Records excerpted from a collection

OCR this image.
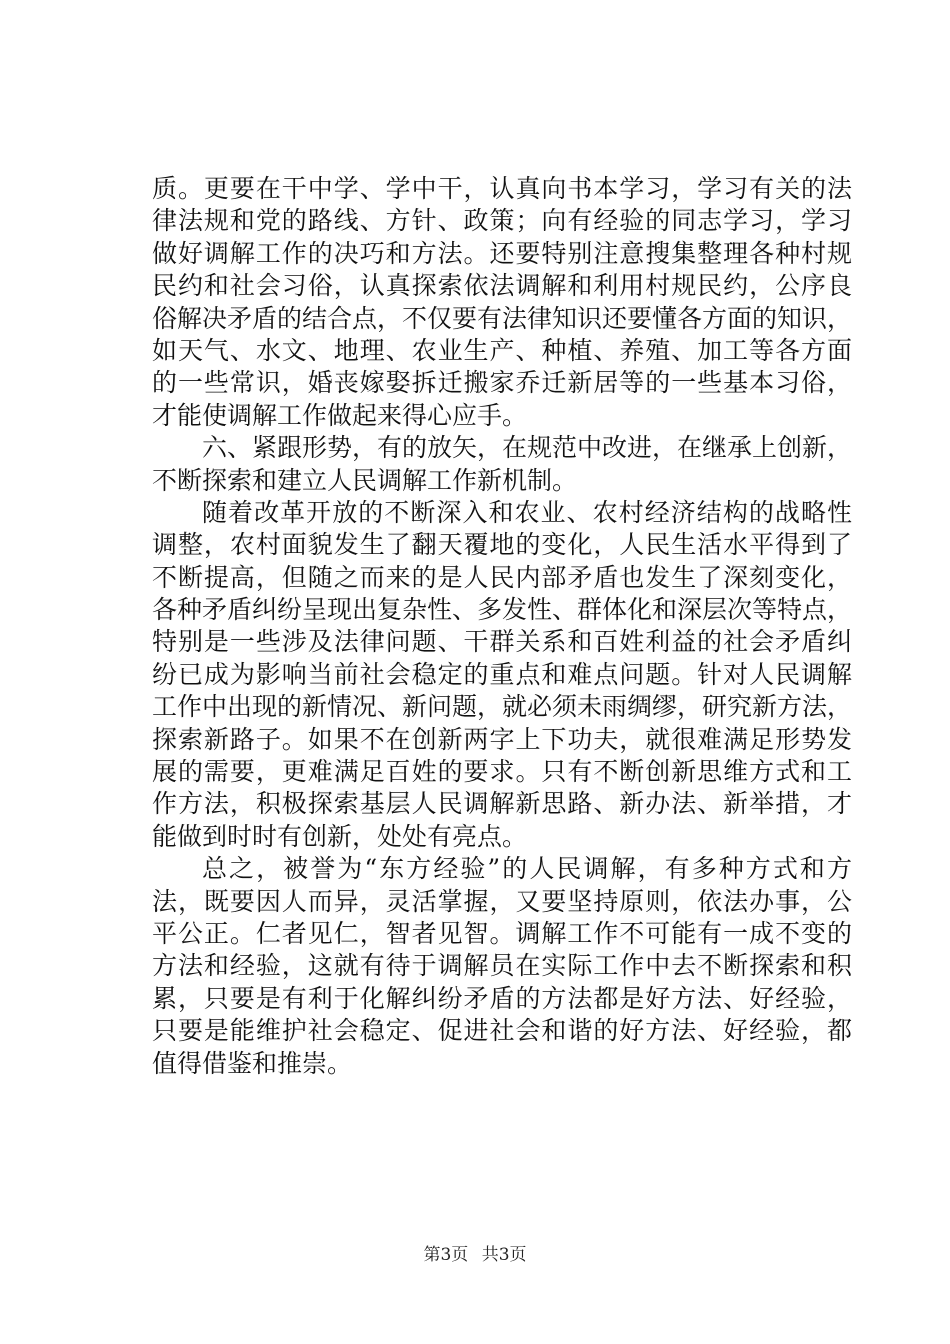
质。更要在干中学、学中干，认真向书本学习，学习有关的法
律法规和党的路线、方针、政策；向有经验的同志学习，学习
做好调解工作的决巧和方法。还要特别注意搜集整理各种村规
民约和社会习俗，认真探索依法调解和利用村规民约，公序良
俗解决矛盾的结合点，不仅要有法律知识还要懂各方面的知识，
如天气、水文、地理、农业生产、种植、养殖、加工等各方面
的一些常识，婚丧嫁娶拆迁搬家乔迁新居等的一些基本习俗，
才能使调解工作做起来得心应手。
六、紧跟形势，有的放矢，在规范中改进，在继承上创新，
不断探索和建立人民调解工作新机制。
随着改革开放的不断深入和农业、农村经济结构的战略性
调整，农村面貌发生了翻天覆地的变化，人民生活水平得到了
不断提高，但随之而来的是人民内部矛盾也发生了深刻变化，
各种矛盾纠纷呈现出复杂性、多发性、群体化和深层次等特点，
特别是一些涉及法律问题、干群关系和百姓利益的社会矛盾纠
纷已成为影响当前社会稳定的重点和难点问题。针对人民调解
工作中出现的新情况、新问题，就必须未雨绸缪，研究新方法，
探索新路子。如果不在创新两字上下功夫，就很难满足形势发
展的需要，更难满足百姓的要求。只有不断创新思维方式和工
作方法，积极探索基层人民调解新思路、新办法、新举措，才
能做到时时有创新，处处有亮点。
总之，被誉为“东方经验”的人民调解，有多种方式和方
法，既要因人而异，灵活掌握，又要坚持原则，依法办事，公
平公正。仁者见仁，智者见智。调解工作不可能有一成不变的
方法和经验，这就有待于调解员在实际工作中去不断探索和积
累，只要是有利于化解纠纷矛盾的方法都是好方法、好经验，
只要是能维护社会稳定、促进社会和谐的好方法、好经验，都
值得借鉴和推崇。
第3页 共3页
...
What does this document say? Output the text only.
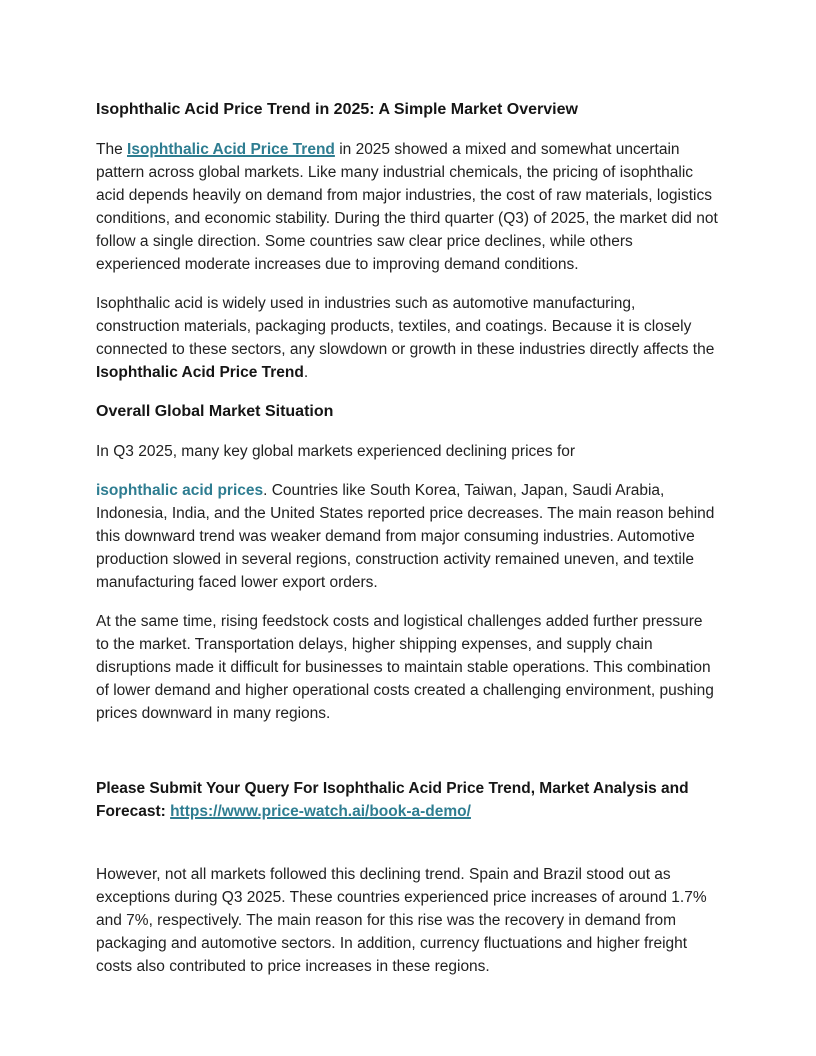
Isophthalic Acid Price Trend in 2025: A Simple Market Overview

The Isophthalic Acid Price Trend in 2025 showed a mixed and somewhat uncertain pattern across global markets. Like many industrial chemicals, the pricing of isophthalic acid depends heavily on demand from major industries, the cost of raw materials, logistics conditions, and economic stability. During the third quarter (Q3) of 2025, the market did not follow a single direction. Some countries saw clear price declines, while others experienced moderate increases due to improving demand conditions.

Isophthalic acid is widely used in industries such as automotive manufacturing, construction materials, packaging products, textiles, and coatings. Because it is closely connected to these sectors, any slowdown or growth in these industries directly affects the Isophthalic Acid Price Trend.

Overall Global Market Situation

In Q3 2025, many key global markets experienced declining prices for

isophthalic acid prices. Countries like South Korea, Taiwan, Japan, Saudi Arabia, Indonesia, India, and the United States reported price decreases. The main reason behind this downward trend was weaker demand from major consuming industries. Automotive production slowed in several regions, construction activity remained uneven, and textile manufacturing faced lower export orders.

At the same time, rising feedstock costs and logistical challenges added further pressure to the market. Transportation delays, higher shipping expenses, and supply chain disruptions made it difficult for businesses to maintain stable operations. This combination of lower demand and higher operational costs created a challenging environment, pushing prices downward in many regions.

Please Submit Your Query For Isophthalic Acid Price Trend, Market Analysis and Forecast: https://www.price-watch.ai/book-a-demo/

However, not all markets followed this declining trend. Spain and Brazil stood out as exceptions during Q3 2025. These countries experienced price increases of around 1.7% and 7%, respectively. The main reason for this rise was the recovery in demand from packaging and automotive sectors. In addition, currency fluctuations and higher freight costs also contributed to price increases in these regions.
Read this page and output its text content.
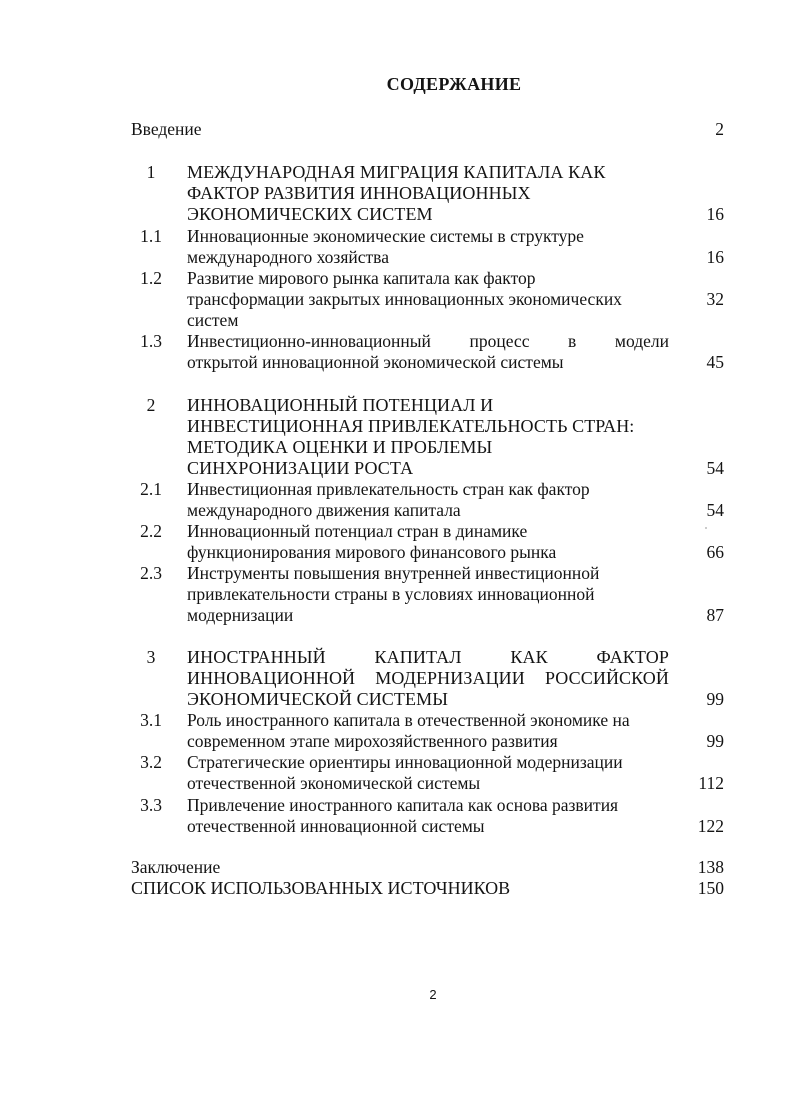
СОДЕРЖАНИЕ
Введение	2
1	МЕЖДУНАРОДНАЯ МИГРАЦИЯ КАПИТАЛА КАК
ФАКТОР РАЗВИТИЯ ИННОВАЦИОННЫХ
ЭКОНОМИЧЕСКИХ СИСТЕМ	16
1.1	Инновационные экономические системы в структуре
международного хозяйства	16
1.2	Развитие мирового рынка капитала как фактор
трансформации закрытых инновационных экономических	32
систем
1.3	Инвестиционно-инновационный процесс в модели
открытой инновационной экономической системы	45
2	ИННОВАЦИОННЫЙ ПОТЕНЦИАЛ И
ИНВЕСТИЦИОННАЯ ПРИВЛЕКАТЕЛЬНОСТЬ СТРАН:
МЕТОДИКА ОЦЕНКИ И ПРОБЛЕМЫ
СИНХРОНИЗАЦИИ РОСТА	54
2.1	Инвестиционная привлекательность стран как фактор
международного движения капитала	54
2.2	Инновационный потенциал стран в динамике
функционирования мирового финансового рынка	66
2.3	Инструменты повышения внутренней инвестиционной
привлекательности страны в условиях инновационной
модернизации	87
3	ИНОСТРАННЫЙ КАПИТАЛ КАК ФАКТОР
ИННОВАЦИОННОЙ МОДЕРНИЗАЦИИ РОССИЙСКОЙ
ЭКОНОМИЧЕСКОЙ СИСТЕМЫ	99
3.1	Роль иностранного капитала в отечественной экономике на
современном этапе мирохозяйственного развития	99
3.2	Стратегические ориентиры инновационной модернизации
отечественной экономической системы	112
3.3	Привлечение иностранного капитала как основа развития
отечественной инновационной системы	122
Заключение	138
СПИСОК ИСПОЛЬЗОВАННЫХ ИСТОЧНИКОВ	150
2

**AIM**. How many lines in the data contain the string "costs"? Respond with the number only.

**THE OUTPUT**. 2